--- TEXT PASSAGE Enclosed Below ---

Icons

Over the years, WordPress projects have leveraged a variety of icon sets, including Dashicons (the previous official set, now deprecated). A new icon set has been created. Sometimes referred to as Gutenberg icons, they are also simply called WordPress Icons:

The Library & Figma

The new icon set ship with WordPress, they are published to NPM, you can see them in the Gutenberg Storybook, and they are being developed and also available in the WPDS Figma library:

You should be able to reuse these icons in your designs while retaining the connection to the original library by following these steps:

  • Open the WordPress Design Library Figma file.
  • Copy/paste one icon into your working file.
  • Duplicate the icon as needed, swapping out the instance using Figma’s dropdown selector or search functionality as highlighted below.

Design & Metrics

WordPress icons are 24x24px in their base size. They are primarily stroke-based in design:

The stroke-width is 1.5px, hinted to the nearest outside pixel:

Press ^P in Figma to see real 1x pixels.

Outline icons are not a hard rule, and occasionally with icons that need emphasis or work better with solid areas, solids are used:

Don’t seek out outline variants at any cost. Don’t do this, for example:

Occasionally an icon will come in both outline and solid styles, depending on the context or emphasis necessary:

Most icons have a 1px rounded corner radius on an inset stroke:

That is not a hard rule, though, and the radius is avoided in cases where the icon would otherwise feel “bubbly”:

Contributing

Icons are designed directly in Figma, and then added to the WordPress Design Library file on the Icons page. A number of contributors have edit access to the Figma file, so you can always ask for advice in the public #design slack. The idealized process for contributing an icon is to:

  • Design the icon according to the above metrics. You can use the existing Figma file to copy/paste any templates you need.

--- End of Enclosed TEXT PASSAGE ---

*EXPLORE THE MATERIAL:*
A: According to the icons guide, how wide is the stroke on WordPress icons?
B: Write out everything in the icons guide from "Over the years, WordPress" down to "Library Figma file.".
C: Based on the icons guide, does each statement hold? (i) Dashicons is the current official icon set. (ii) WordPress icons are 24x24px in their base size. (iii) Every WordPress icon has to be an outline icon.

--- RECORDS SHOWN Enclosed Below ---

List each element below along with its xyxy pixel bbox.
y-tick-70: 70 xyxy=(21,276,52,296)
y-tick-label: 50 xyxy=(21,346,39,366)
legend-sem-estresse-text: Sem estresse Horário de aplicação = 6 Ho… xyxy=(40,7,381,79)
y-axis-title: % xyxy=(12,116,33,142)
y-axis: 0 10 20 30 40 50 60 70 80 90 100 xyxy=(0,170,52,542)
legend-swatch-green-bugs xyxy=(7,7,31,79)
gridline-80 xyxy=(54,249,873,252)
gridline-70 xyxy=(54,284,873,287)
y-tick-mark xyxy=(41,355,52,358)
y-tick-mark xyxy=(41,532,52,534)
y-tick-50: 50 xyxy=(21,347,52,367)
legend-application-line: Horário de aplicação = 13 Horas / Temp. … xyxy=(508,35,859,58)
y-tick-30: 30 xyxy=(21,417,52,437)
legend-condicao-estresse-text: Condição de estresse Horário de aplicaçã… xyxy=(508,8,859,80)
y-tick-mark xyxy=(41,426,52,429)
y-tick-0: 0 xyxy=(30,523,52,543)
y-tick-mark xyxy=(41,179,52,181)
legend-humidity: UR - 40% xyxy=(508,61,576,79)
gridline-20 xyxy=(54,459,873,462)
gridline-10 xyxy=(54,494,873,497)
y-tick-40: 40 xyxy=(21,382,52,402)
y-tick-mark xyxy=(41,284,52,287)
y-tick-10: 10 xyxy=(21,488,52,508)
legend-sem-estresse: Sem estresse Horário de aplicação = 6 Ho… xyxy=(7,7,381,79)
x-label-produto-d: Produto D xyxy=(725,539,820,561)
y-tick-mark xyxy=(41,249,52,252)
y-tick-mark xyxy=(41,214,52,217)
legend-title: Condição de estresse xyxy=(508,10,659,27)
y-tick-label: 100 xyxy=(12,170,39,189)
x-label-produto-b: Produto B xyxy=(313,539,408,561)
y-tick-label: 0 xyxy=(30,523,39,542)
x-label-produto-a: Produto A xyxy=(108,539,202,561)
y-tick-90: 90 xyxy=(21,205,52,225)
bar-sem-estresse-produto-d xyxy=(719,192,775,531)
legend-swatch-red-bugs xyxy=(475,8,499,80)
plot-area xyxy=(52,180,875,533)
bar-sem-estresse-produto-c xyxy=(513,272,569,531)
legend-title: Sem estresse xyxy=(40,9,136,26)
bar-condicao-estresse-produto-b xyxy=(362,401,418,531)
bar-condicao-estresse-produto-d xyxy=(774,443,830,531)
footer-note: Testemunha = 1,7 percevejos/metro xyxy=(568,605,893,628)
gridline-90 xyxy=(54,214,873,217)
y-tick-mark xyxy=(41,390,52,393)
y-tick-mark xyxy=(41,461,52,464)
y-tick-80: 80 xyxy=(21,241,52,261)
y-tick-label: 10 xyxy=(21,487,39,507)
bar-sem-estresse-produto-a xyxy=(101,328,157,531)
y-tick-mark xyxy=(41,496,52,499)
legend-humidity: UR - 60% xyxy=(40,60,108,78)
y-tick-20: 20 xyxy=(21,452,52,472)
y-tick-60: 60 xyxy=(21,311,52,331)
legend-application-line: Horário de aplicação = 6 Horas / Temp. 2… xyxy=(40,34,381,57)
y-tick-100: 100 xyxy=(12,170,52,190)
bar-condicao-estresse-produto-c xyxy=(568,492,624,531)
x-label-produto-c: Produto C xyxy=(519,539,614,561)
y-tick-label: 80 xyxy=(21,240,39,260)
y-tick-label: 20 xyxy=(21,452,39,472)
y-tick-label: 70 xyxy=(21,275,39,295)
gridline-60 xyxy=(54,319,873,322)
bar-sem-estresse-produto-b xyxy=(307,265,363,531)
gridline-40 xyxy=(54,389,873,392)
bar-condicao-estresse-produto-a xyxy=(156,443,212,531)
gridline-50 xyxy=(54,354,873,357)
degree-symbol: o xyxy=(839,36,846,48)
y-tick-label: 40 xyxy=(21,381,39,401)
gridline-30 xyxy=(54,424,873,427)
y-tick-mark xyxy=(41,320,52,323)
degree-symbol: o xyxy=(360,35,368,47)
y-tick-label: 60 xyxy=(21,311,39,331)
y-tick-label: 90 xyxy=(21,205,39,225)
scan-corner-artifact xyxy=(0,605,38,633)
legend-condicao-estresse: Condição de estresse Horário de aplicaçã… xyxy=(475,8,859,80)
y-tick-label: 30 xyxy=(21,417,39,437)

--- End of Enclosed RECORDS SHOWN ---

*RESULTS FOR EACH TASK:*
A: 1.5px, hinted to the nearest outside pixel.

B:
Over the years, WordPress projects have leveraged a variety of icon sets, including Dashicons (the previous official set, now deprecated). A new icon set has been created. Sometimes referred to as Gutenberg icons, they are also simply called WordPress Icons:

The Library & Figma

The new icon set ship with WordPress, they are published to NPM, you can see them in the Gutenberg Storybook, and they are being developed and also available in the WPDS Figma library:

You should be able to reuse these icons in your designs while retaining the connection to the original library by following these steps:

  • Open the WordPress Design Library Figma file.

C:
(i) No: "Dashicons (the previous official set, now deprecated)"
(ii) Yes: "WordPress icons are 24x24px in their base size."
(iii) No: "Outline icons are not a hard rule"